WRITTEN PROBLEM:
Gather up every line that includes the string "JSON".

DATA TO USE:
** start **

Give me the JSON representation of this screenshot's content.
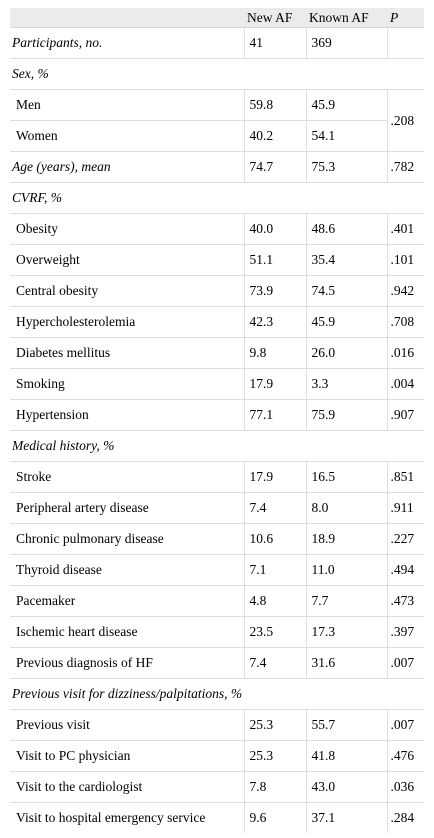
{
  "header": {
    "col0": "",
    "col1": "New AF",
    "col2": "Known AF",
    "col3": "P"
  },
  "rows": [
    {
      "type": "row",
      "label": "Participants, no.",
      "italic": true,
      "new_af": "41",
      "known_af": "369",
      "p": ""
    },
    {
      "type": "section",
      "label": "Sex, %"
    },
    {
      "type": "row",
      "label": "Men",
      "new_af": "59.8",
      "known_af": "45.9",
      "p": ".208",
      "p_rowspan": 2
    },
    {
      "type": "row",
      "label": "Women",
      "new_af": "40.2",
      "known_af": "54.1",
      "p_merged": true
    },
    {
      "type": "row",
      "label": "Age (years), mean",
      "italic": true,
      "new_af": "74.7",
      "known_af": "75.3",
      "p": ".782"
    },
    {
      "type": "section",
      "label": "CVRF, %"
    },
    {
      "type": "row",
      "label": "Obesity",
      "new_af": "40.0",
      "known_af": "48.6",
      "p": ".401"
    },
    {
      "type": "row",
      "label": "Overweight",
      "new_af": "51.1",
      "known_af": "35.4",
      "p": ".101"
    },
    {
      "type": "row",
      "label": "Central obesity",
      "new_af": "73.9",
      "known_af": "74.5",
      "p": ".942"
    },
    {
      "type": "row",
      "label": "Hypercholesterolemia",
      "new_af": "42.3",
      "known_af": "45.9",
      "p": ".708"
    },
    {
      "type": "row",
      "label": "Diabetes mellitus",
      "new_af": "9.8",
      "known_af": "26.0",
      "p": ".016"
    },
    {
      "type": "row",
      "label": "Smoking",
      "new_af": "17.9",
      "known_af": "3.3",
      "p": ".004"
    },
    {
      "type": "row",
      "label": "Hypertension",
      "new_af": "77.1",
      "known_af": "75.9",
      "p": ".907"
    },
    {
      "type": "section",
      "label": "Medical history, %"
    },
    {
      "type": "row",
      "label": "Stroke",
      "new_af": "17.9",
      "known_af": "16.5",
      "p": ".851"
    },
    {
      "type": "row",
      "label": "Peripheral artery disease",
      "new_af": "7.4",
      "known_af": "8.0",
      "p": ".911"
    },
    {
      "type": "row",
      "label": "Chronic pulmonary disease",
      "new_af": "10.6",
      "known_af": "18.9",
      "p": ".227"
    },
    {
      "type": "row",
      "label": "Thyroid disease",
      "new_af": "7.1",
      "known_af": "11.0",
      "p": ".494"
    },
    {
      "type": "row",
      "label": "Pacemaker",
      "new_af": "4.8",
      "known_af": "7.7",
      "p": ".473"
    },
    {
      "type": "row",
      "label": "Ischemic heart disease",
      "new_af": "23.5",
      "known_af": "17.3",
      "p": ".397"
    },
    {
      "type": "row",
      "label": "Previous diagnosis of HF",
      "new_af": "7.4",
      "known_af": "31.6",
      "p": ".007"
    },
    {
      "type": "section",
      "label": "Previous visit for dizziness/palpitations, %"
    },
    {
      "type": "row",
      "label": "Previous visit",
      "new_af": "25.3",
      "known_af": "55.7",
      "p": ".007"
    },
    {
      "type": "row",
      "label": "Visit to PC physician",
      "new_af": "25.3",
      "known_af": "41.8",
      "p": ".476"
    },
    {
      "type": "row",
      "label": "Visit to the cardiologist",
      "new_af": "7.8",
      "known_af": "43.0",
      "p": ".036"
    },
    {
      "type": "row",
      "label": "Visit to hospital emergency service",
      "new_af": "9.6",
      "known_af": "37.1",
      "p": ".284"
    }
  ]
}
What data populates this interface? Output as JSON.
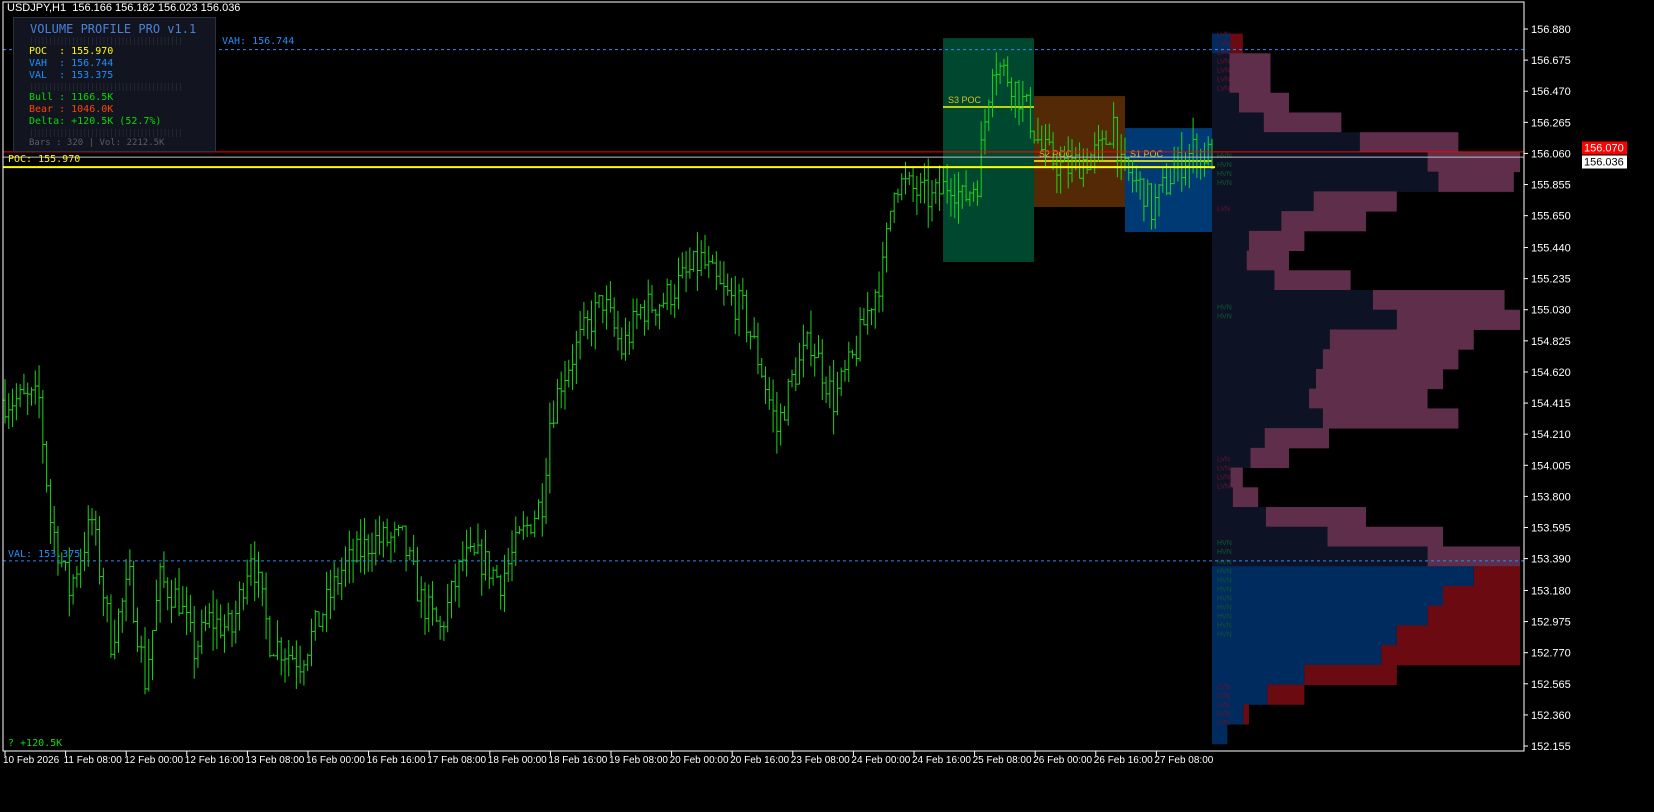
{
  "header": {
    "symbol_line": "USDJPY,H1  156.166 156.182 156.023 156.036"
  },
  "panel": {
    "title": "VOLUME PROFILE PRO v1.1",
    "poc": "POC  : 155.970",
    "vah": "VAH  : 156.744",
    "val": "VAL  : 153.375",
    "bull": "Bull : 1166.5K",
    "bear": "Bear : 1046.0K",
    "delta": "Delta: +120.5K (52.7%)",
    "footer": "Bars : 320 | Vol: 2212.5K",
    "separator": "||||||||||||||||||||||||||||||||||||||||"
  },
  "levels": {
    "vah": {
      "price": 156.744,
      "label": "VAH: 156.744",
      "color": "#1e90ff"
    },
    "poc": {
      "price": 155.97,
      "label": "POC: 155.970",
      "color": "#ffff00"
    },
    "val": {
      "price": 153.375,
      "label": "VAL: 153.375",
      "color": "#1e90ff"
    },
    "ask": {
      "price": 156.07,
      "label": "156.070",
      "color": "#ff0000"
    },
    "bid": {
      "price": 156.036,
      "label": "156.036",
      "color": "#c0c0c0"
    }
  },
  "delta_label": "? +120.5K",
  "sessions": [
    {
      "label": "S3 POC",
      "poc": 156.366,
      "high": 156.82,
      "low": 155.345,
      "color": "#00472f"
    },
    {
      "label": "S2 POC",
      "poc": 156.01,
      "high": 156.438,
      "low": 155.707,
      "color": "#532a05"
    },
    {
      "label": "S1 POC",
      "poc": 156.01,
      "high": 156.227,
      "low": 155.542,
      "color": "#003a74"
    }
  ],
  "price_axis": [
    "156.880",
    "156.675",
    "156.470",
    "156.265",
    "156.060",
    "155.855",
    "155.650",
    "155.440",
    "155.235",
    "155.030",
    "154.825",
    "154.620",
    "154.415",
    "154.210",
    "154.005",
    "153.800",
    "153.595",
    "153.390",
    "153.180",
    "152.975",
    "152.770",
    "152.565",
    "152.360",
    "152.155"
  ],
  "time_axis": [
    "10 Feb 2026",
    "11 Feb 08:00",
    "12 Feb 00:00",
    "12 Feb 16:00",
    "13 Feb 08:00",
    "16 Feb 00:00",
    "16 Feb 16:00",
    "17 Feb 08:00",
    "18 Feb 00:00",
    "18 Feb 16:00",
    "19 Feb 08:00",
    "20 Feb 00:00",
    "20 Feb 16:00",
    "23 Feb 08:00",
    "24 Feb 00:00",
    "24 Feb 16:00",
    "25 Feb 08:00",
    "26 Feb 00:00",
    "26 Feb 16:00",
    "27 Feb 08:00"
  ],
  "price_path": [
    [
      0,
      154.434
    ],
    [
      9,
      154.434
    ],
    [
      12,
      153.643
    ],
    [
      17,
      153.182
    ],
    [
      23,
      153.643
    ],
    [
      28,
      152.852
    ],
    [
      33,
      153.248
    ],
    [
      37,
      152.589
    ],
    [
      41,
      153.248
    ],
    [
      46,
      153.116
    ],
    [
      50,
      152.786
    ],
    [
      54,
      152.984
    ],
    [
      60,
      152.918
    ],
    [
      65,
      153.446
    ],
    [
      70,
      152.852
    ],
    [
      78,
      152.72
    ],
    [
      83,
      152.984
    ],
    [
      89,
      153.314
    ],
    [
      97,
      153.512
    ],
    [
      105,
      153.512
    ],
    [
      110,
      153.116
    ],
    [
      115,
      152.918
    ],
    [
      121,
      153.38
    ],
    [
      126,
      153.38
    ],
    [
      131,
      153.248
    ],
    [
      136,
      153.512
    ],
    [
      142,
      153.775
    ],
    [
      144,
      154.303
    ],
    [
      147,
      154.566
    ],
    [
      152,
      154.83
    ],
    [
      158,
      155.094
    ],
    [
      163,
      154.764
    ],
    [
      168,
      155.028
    ],
    [
      174,
      155.094
    ],
    [
      179,
      155.225
    ],
    [
      184,
      155.357
    ],
    [
      189,
      155.16
    ],
    [
      195,
      155.028
    ],
    [
      200,
      154.632
    ],
    [
      204,
      154.237
    ],
    [
      208,
      154.566
    ],
    [
      213,
      154.83
    ],
    [
      219,
      154.434
    ],
    [
      224,
      154.698
    ],
    [
      229,
      155.094
    ],
    [
      232,
      155.291
    ],
    [
      235,
      155.885
    ],
    [
      240,
      155.819
    ],
    [
      245,
      155.753
    ],
    [
      250,
      155.885
    ],
    [
      253,
      155.753
    ],
    [
      257,
      155.885
    ],
    [
      261,
      156.676
    ],
    [
      266,
      156.544
    ],
    [
      270,
      156.346
    ],
    [
      274,
      156.082
    ],
    [
      280,
      155.951
    ],
    [
      285,
      156.016
    ],
    [
      290,
      156.082
    ],
    [
      293,
      156.28
    ],
    [
      295,
      155.951
    ],
    [
      301,
      155.819
    ],
    [
      303,
      155.687
    ],
    [
      309,
      155.951
    ],
    [
      314,
      156.082
    ],
    [
      319,
      156.036
    ]
  ],
  "profile": {
    "top_price": 156.85,
    "step": 0.13,
    "volume": [
      0.1,
      0.19,
      0.19,
      0.25,
      0.42,
      0.8,
      1.0,
      0.98,
      0.6,
      0.5,
      0.3,
      0.25,
      0.45,
      0.95,
      1.0,
      0.85,
      0.8,
      0.75,
      0.7,
      0.8,
      0.38,
      0.25,
      0.1,
      0.15,
      0.5,
      0.75,
      1.0,
      1.0,
      1.0,
      1.0,
      1.0,
      1.0,
      0.6,
      0.3,
      0.12,
      0.05
    ],
    "bull_share": [
      0.6,
      0.3,
      0.3,
      0.35,
      0.4,
      0.6,
      0.7,
      0.75,
      0.55,
      0.45,
      0.4,
      0.45,
      0.45,
      0.55,
      0.6,
      0.45,
      0.45,
      0.45,
      0.45,
      0.45,
      0.45,
      0.5,
      0.6,
      0.45,
      0.35,
      0.5,
      0.7,
      0.85,
      0.75,
      0.7,
      0.6,
      0.55,
      0.5,
      0.6,
      0.85,
      1.0
    ],
    "hvn_prices": [
      156.05,
      156.0,
      155.95,
      155.9,
      155.05,
      155.0,
      153.5,
      153.45,
      153.37,
      153.33,
      153.28,
      153.22,
      153.15,
      153.1,
      153.04,
      152.97,
      152.92
    ],
    "lvn_prices": [
      156.85,
      156.8,
      156.75,
      156.7,
      156.65,
      156.6,
      156.55,
      155.7,
      154.05,
      154.0,
      153.95,
      153.9,
      152.55,
      152.5,
      152.45,
      152.4,
      152.35
    ],
    "colors": {
      "bull_va": "#0e1225",
      "bear_va": "#5e2e4a",
      "bull_low": "#002b5e",
      "bear_low": "#6b0a10",
      "hvn": "#0a5a30",
      "lvn": "#6a1030"
    }
  }
}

** end **

SOLUTION FOR THIS TASK:
Give me the JSON representation of this screenshot's content.
What data populates this interface? Output as JSON.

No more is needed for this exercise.